→ **Task prompt**
Set down all of the data exactly as it appears.

## begin

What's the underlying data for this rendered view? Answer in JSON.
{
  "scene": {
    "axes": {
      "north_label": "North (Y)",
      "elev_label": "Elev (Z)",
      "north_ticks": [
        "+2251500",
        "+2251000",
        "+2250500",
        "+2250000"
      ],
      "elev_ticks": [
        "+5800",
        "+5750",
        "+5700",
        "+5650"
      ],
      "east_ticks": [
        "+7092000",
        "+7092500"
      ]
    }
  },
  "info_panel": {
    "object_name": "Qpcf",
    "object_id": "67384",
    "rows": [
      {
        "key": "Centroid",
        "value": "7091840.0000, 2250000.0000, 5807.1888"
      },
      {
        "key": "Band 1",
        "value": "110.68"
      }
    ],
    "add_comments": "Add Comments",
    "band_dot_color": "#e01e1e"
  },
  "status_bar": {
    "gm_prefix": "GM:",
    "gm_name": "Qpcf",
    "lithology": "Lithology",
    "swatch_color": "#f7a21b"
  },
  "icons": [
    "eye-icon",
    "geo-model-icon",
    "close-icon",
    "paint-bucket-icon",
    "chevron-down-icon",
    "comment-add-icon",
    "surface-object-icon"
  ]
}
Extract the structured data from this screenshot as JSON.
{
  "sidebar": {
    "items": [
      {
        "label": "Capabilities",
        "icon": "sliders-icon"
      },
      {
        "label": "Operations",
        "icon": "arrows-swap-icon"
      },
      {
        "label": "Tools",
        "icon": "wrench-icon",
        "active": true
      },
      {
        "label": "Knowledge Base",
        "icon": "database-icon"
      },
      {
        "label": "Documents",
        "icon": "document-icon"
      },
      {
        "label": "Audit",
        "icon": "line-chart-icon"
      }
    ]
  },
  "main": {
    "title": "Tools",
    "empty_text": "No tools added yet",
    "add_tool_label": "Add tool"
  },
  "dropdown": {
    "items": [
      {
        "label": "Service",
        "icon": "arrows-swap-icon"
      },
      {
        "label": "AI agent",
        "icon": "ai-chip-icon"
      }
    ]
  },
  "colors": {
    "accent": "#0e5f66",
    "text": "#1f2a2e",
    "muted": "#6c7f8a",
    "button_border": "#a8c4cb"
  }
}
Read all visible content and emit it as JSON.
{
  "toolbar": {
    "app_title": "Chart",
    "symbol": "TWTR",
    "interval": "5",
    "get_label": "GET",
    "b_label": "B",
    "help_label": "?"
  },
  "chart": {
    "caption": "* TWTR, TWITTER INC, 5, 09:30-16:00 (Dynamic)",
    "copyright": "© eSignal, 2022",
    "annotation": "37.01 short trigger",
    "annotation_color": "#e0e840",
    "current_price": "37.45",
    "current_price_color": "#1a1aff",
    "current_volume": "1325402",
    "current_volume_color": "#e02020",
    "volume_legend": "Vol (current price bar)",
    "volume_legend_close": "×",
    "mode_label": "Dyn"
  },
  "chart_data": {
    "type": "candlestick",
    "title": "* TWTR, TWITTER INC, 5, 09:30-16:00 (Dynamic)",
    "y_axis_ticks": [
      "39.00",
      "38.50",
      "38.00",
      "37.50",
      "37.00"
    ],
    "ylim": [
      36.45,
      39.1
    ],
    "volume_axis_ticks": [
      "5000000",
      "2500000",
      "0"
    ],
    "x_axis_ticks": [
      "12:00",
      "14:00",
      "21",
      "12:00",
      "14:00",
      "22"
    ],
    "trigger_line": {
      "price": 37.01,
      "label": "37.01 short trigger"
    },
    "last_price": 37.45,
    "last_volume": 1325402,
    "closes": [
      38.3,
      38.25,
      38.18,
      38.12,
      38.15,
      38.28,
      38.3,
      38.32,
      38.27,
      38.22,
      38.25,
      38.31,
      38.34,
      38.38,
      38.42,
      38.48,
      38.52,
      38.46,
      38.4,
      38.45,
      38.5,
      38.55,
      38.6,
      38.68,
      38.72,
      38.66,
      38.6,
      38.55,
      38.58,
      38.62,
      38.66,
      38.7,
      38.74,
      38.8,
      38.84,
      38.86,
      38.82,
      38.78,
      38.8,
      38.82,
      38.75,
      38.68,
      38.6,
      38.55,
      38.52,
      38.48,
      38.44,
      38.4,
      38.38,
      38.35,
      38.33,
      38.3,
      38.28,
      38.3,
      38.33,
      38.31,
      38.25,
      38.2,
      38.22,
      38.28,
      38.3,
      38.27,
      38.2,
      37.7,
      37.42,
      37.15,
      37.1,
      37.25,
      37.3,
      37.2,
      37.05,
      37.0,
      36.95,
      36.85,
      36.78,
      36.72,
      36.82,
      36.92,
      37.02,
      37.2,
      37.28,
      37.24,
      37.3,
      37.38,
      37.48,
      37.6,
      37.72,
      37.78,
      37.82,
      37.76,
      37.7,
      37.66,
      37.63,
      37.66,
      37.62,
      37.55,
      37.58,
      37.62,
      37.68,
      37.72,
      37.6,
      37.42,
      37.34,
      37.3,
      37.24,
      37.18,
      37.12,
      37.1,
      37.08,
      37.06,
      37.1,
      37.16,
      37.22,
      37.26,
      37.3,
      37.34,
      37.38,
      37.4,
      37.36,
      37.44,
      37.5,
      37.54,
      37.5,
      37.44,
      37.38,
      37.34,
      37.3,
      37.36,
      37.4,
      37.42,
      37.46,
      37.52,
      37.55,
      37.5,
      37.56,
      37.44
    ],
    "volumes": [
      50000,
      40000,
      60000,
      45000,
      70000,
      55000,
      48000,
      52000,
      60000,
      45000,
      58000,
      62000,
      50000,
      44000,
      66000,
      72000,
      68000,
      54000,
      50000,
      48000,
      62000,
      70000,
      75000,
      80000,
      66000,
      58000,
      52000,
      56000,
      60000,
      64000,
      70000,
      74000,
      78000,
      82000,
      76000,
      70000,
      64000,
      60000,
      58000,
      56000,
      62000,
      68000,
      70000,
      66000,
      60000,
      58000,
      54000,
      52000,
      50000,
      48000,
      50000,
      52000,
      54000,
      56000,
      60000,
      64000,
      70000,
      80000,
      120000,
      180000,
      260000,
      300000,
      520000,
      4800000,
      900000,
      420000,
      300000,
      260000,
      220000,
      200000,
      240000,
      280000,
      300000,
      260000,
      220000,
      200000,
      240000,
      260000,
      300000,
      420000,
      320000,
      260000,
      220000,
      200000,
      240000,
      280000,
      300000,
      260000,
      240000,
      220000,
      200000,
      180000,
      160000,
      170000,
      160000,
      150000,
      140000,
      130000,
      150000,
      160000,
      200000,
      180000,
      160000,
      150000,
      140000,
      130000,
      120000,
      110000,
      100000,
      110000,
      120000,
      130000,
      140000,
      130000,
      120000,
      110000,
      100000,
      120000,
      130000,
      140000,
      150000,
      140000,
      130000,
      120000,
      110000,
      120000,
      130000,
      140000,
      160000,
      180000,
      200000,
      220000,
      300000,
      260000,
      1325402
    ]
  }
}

## end

→ **Written answer**
What's the underlying data for this rendered view? Answer in JSON.
{
  "scene": {
    "axes": {
      "north_label": "North (Y)",
      "elev_label": "Elev (Z)",
      "north_ticks": [
        "+2251500",
        "+2251000",
        "+2250500",
        "+2250000"
      ],
      "elev_ticks": [
        "+5800",
        "+5750",
        "+5700",
        "+5650"
      ],
      "east_ticks": [
        "+7092000",
        "+7092500"
      ]
    }
  },
  "info_panel": {
    "object_name": "Qpcf",
    "object_id": "67384",
    "rows": [
      {
        "key": "Centroid",
        "value": "7091840.0000, 2250000.0000, 5807.1888"
      },
      {
        "key": "Band 1",
        "value": "110.68"
      }
    ],
    "add_comments": "Add Comments",
    "band_dot_color": "#e01e1e"
  },
  "status_bar": {
    "gm_prefix": "GM:",
    "gm_name": "Qpcf",
    "lithology": "Lithology",
    "swatch_color": "#f7a21b"
  },
  "icons": [
    "eye-icon",
    "geo-model-icon",
    "close-icon",
    "paint-bucket-icon",
    "chevron-down-icon",
    "comment-add-icon",
    "surface-object-icon"
  ]
}
Extract the structured data from this screenshot as JSON.
{
  "sidebar": {
    "items": [
      {
        "label": "Capabilities",
        "icon": "sliders-icon"
      },
      {
        "label": "Operations",
        "icon": "arrows-swap-icon"
      },
      {
        "label": "Tools",
        "icon": "wrench-icon",
        "active": true
      },
      {
        "label": "Knowledge Base",
        "icon": "database-icon"
      },
      {
        "label": "Documents",
        "icon": "document-icon"
      },
      {
        "label": "Audit",
        "icon": "line-chart-icon"
      }
    ]
  },
  "main": {
    "title": "Tools",
    "empty_text": "No tools added yet",
    "add_tool_label": "Add tool"
  },
  "dropdown": {
    "items": [
      {
        "label": "Service",
        "icon": "arrows-swap-icon"
      },
      {
        "label": "AI agent",
        "icon": "ai-chip-icon"
      }
    ]
  },
  "colors": {
    "accent": "#0e5f66",
    "text": "#1f2a2e",
    "muted": "#6c7f8a",
    "button_border": "#a8c4cb"
  }
}
Read all visible content and emit it as JSON.
{
  "toolbar": {
    "app_title": "Chart",
    "symbol": "TWTR",
    "interval": "5",
    "get_label": "GET",
    "b_label": "B",
    "help_label": "?"
  },
  "chart": {
    "caption": "* TWTR, TWITTER INC, 5, 09:30-16:00 (Dynamic)",
    "copyright": "© eSignal, 2022",
    "annotation": "37.01 short trigger",
    "annotation_color": "#e0e840",
    "current_price": "37.45",
    "current_price_color": "#1a1aff",
    "current_volume": "1325402",
    "current_volume_color": "#e02020",
    "volume_legend": "Vol (current price bar)",
    "volume_legend_close": "×",
    "mode_label": "Dyn"
  },
  "chart_data": {
    "type": "candlestick",
    "title": "* TWTR, TWITTER INC, 5, 09:30-16:00 (Dynamic)",
    "y_axis_ticks": [
      "39.00",
      "38.50",
      "38.00",
      "37.50",
      "37.00"
    ],
    "ylim": [
      36.45,
      39.1
    ],
    "volume_axis_ticks": [
      "5000000",
      "2500000",
      "0"
    ],
    "x_axis_ticks": [
      "12:00",
      "14:00",
      "21",
      "12:00",
      "14:00",
      "22"
    ],
    "trigger_line": {
      "price": 37.01,
      "label": "37.01 short trigger"
    },
    "last_price": 37.45,
    "last_volume": 1325402,
    "closes": [
      38.3,
      38.25,
      38.18,
      38.12,
      38.15,
      38.28,
      38.3,
      38.32,
      38.27,
      38.22,
      38.25,
      38.31,
      38.34,
      38.38,
      38.42,
      38.48,
      38.52,
      38.46,
      38.4,
      38.45,
      38.5,
      38.55,
      38.6,
      38.68,
      38.72,
      38.66,
      38.6,
      38.55,
      38.58,
      38.62,
      38.66,
      38.7,
      38.74,
      38.8,
      38.84,
      38.86,
      38.82,
      38.78,
      38.8,
      38.82,
      38.75,
      38.68,
      38.6,
      38.55,
      38.52,
      38.48,
      38.44,
      38.4,
      38.38,
      38.35,
      38.33,
      38.3,
      38.28,
      38.3,
      38.33,
      38.31,
      38.25,
      38.2,
      38.22,
      38.28,
      38.3,
      38.27,
      38.2,
      37.7,
      37.42,
      37.15,
      37.1,
      37.25,
      37.3,
      37.2,
      37.05,
      37.0,
      36.95,
      36.85,
      36.78,
      36.72,
      36.82,
      36.92,
      37.02,
      37.2,
      37.28,
      37.24,
      37.3,
      37.38,
      37.48,
      37.6,
      37.72,
      37.78,
      37.82,
      37.76,
      37.7,
      37.66,
      37.63,
      37.66,
      37.62,
      37.55,
      37.58,
      37.62,
      37.68,
      37.72,
      37.6,
      37.42,
      37.34,
      37.3,
      37.24,
      37.18,
      37.12,
      37.1,
      37.08,
      37.06,
      37.1,
      37.16,
      37.22,
      37.26,
      37.3,
      37.34,
      37.38,
      37.4,
      37.36,
      37.44,
      37.5,
      37.54,
      37.5,
      37.44,
      37.38,
      37.34,
      37.3,
      37.36,
      37.4,
      37.42,
      37.46,
      37.52,
      37.55,
      37.5,
      37.56,
      37.44
    ],
    "volumes": [
      50000,
      40000,
      60000,
      45000,
      70000,
      55000,
      48000,
      52000,
      60000,
      45000,
      58000,
      62000,
      50000,
      44000,
      66000,
      72000,
      68000,
      54000,
      50000,
      48000,
      62000,
      70000,
      75000,
      80000,
      66000,
      58000,
      52000,
      56000,
      60000,
      64000,
      70000,
      74000,
      78000,
      82000,
      76000,
      70000,
      64000,
      60000,
      58000,
      56000,
      62000,
      68000,
      70000,
      66000,
      60000,
      58000,
      54000,
      52000,
      50000,
      48000,
      50000,
      52000,
      54000,
      56000,
      60000,
      64000,
      70000,
      80000,
      120000,
      180000,
      260000,
      300000,
      520000,
      4800000,
      900000,
      420000,
      300000,
      260000,
      220000,
      200000,
      240000,
      280000,
      300000,
      260000,
      220000,
      200000,
      240000,
      260000,
      300000,
      420000,
      320000,
      260000,
      220000,
      200000,
      240000,
      280000,
      300000,
      260000,
      240000,
      220000,
      200000,
      180000,
      160000,
      170000,
      160000,
      150000,
      140000,
      130000,
      150000,
      160000,
      200000,
      180000,
      160000,
      150000,
      140000,
      130000,
      120000,
      110000,
      100000,
      110000,
      120000,
      130000,
      140000,
      130000,
      120000,
      110000,
      100000,
      120000,
      130000,
      140000,
      150000,
      140000,
      130000,
      120000,
      110000,
      120000,
      130000,
      140000,
      160000,
      180000,
      200000,
      220000,
      300000,
      260000,
      1325402
    ]
  }
}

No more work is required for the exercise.